RECORDS SUPPLIED.
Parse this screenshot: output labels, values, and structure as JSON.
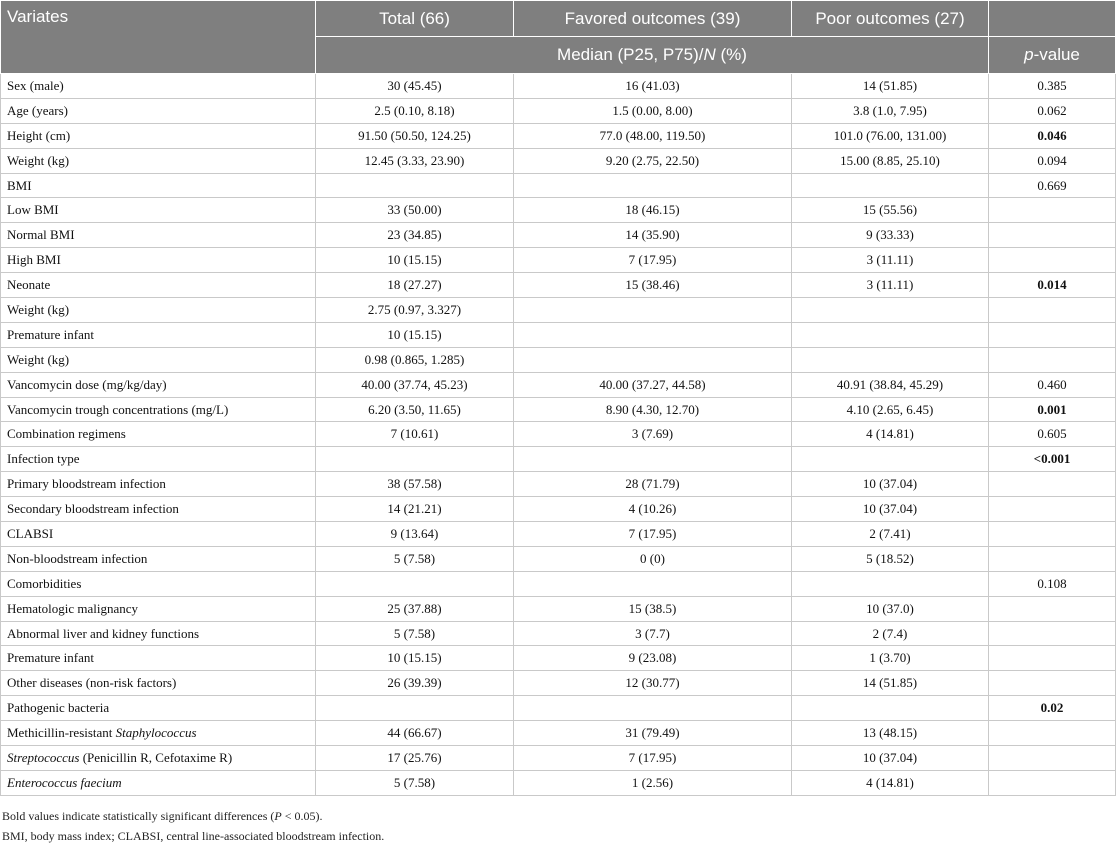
{
  "header": {
    "variates": "Variates",
    "total": "Total (66)",
    "favored": "Favored outcomes (39)",
    "poor": "Poor outcomes (27)",
    "median_pre": "Median (P25, P75)/",
    "median_n": "N",
    "median_post": " (%)",
    "p_italic": "p",
    "p_rest": "-value"
  },
  "rows": [
    {
      "label": "Sex (male)",
      "total": "30 (45.45)",
      "favored": "16 (41.03)",
      "poor": "14 (51.85)",
      "p": "0.385",
      "bold": false
    },
    {
      "label": "Age (years)",
      "total": "2.5 (0.10, 8.18)",
      "favored": "1.5 (0.00, 8.00)",
      "poor": "3.8 (1.0, 7.95)",
      "p": "0.062",
      "bold": false
    },
    {
      "label": "Height (cm)",
      "total": "91.50 (50.50, 124.25)",
      "favored": "77.0 (48.00, 119.50)",
      "poor": "101.0 (76.00, 131.00)",
      "p": "0.046",
      "bold": true
    },
    {
      "label": "Weight (kg)",
      "total": "12.45 (3.33, 23.90)",
      "favored": "9.20 (2.75, 22.50)",
      "poor": "15.00 (8.85, 25.10)",
      "p": "0.094",
      "bold": false
    },
    {
      "label": "BMI",
      "total": "",
      "favored": "",
      "poor": "",
      "p": "0.669",
      "bold": false
    },
    {
      "label": "Low BMI",
      "total": "33 (50.00)",
      "favored": "18 (46.15)",
      "poor": "15 (55.56)",
      "p": "",
      "bold": false
    },
    {
      "label": "Normal BMI",
      "total": "23 (34.85)",
      "favored": "14 (35.90)",
      "poor": "9 (33.33)",
      "p": "",
      "bold": false
    },
    {
      "label": "High BMI",
      "total": "10 (15.15)",
      "favored": "7 (17.95)",
      "poor": "3 (11.11)",
      "p": "",
      "bold": false
    },
    {
      "label": "Neonate",
      "total": "18 (27.27)",
      "favored": "15 (38.46)",
      "poor": "3 (11.11)",
      "p": "0.014",
      "bold": true
    },
    {
      "label": "Weight (kg)",
      "total": "2.75 (0.97, 3.327)",
      "favored": "",
      "poor": "",
      "p": "",
      "bold": false
    },
    {
      "label": "Premature infant",
      "total": "10 (15.15)",
      "favored": "",
      "poor": "",
      "p": "",
      "bold": false
    },
    {
      "label": "Weight (kg)",
      "total": "0.98 (0.865, 1.285)",
      "favored": "",
      "poor": "",
      "p": "",
      "bold": false
    },
    {
      "label": "Vancomycin dose (mg/kg/day)",
      "total": "40.00 (37.74, 45.23)",
      "favored": "40.00 (37.27, 44.58)",
      "poor": "40.91 (38.84, 45.29)",
      "p": "0.460",
      "bold": false
    },
    {
      "label": "Vancomycin trough concentrations (mg/L)",
      "total": "6.20 (3.50, 11.65)",
      "favored": "8.90 (4.30, 12.70)",
      "poor": "4.10 (2.65, 6.45)",
      "p": "0.001",
      "bold": true
    },
    {
      "label": "Combination regimens",
      "total": "7 (10.61)",
      "favored": "3 (7.69)",
      "poor": "4 (14.81)",
      "p": "0.605",
      "bold": false
    },
    {
      "label": "Infection type",
      "total": "",
      "favored": "",
      "poor": "",
      "p": "<0.001",
      "bold": true
    },
    {
      "label": "Primary bloodstream infection",
      "total": "38 (57.58)",
      "favored": "28 (71.79)",
      "poor": "10 (37.04)",
      "p": "",
      "bold": false
    },
    {
      "label": "Secondary bloodstream infection",
      "total": "14 (21.21)",
      "favored": "4 (10.26)",
      "poor": "10 (37.04)",
      "p": "",
      "bold": false
    },
    {
      "label": "CLABSI",
      "total": "9 (13.64)",
      "favored": "7 (17.95)",
      "poor": "2 (7.41)",
      "p": "",
      "bold": false
    },
    {
      "label": "Non-bloodstream infection",
      "total": "5 (7.58)",
      "favored": "0 (0)",
      "poor": "5 (18.52)",
      "p": "",
      "bold": false
    },
    {
      "label": "Comorbidities",
      "total": "",
      "favored": "",
      "poor": "",
      "p": "0.108",
      "bold": false
    },
    {
      "label": "Hematologic malignancy",
      "total": "25 (37.88)",
      "favored": "15 (38.5)",
      "poor": "10 (37.0)",
      "p": "",
      "bold": false
    },
    {
      "label": "Abnormal liver and kidney functions",
      "total": "5 (7.58)",
      "favored": "3 (7.7)",
      "poor": "2 (7.4)",
      "p": "",
      "bold": false
    },
    {
      "label": "Premature infant",
      "total": "10 (15.15)",
      "favored": "9 (23.08)",
      "poor": "1 (3.70)",
      "p": "",
      "bold": false
    },
    {
      "label": "Other diseases (non-risk factors)",
      "total": "26 (39.39)",
      "favored": "12 (30.77)",
      "poor": "14 (51.85)",
      "p": "",
      "bold": false
    },
    {
      "label": "Pathogenic bacteria",
      "total": "",
      "favored": "",
      "poor": "",
      "p": "0.02",
      "bold": true
    },
    {
      "label_pre": "Methicillin-resistant ",
      "label_italic": "Staphylococcus",
      "label_post": "",
      "total": "44 (66.67)",
      "favored": "31 (79.49)",
      "poor": "13 (48.15)",
      "p": "",
      "bold": false
    },
    {
      "label_pre": "",
      "label_italic": "Streptococcus",
      "label_post": " (Penicillin R, Cefotaxime R)",
      "total": "17 (25.76)",
      "favored": "7 (17.95)",
      "poor": "10 (37.04)",
      "p": "",
      "bold": false
    },
    {
      "label_pre": "",
      "label_italic": "Enterococcus faecium",
      "label_post": "",
      "total": "5 (7.58)",
      "favored": "1 (2.56)",
      "poor": "4 (14.81)",
      "p": "",
      "bold": false
    }
  ],
  "footnotes": {
    "bold_pre": "Bold values indicate statistically significant differences (",
    "bold_p": "P",
    "bold_post": " < 0.05).",
    "abbrev": "BMI, body mass index; CLABSI, central line-associated bloodstream infection."
  }
}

TASK PROMPT.
Copy out every line in the entries above that holds "CLABSI".

SOLUTION FOR THIS EXERCISE.
      "label": "CLABSI",
    "abbrev": "BMI, body mass index; CLABSI, central line-associated bloodstream infection."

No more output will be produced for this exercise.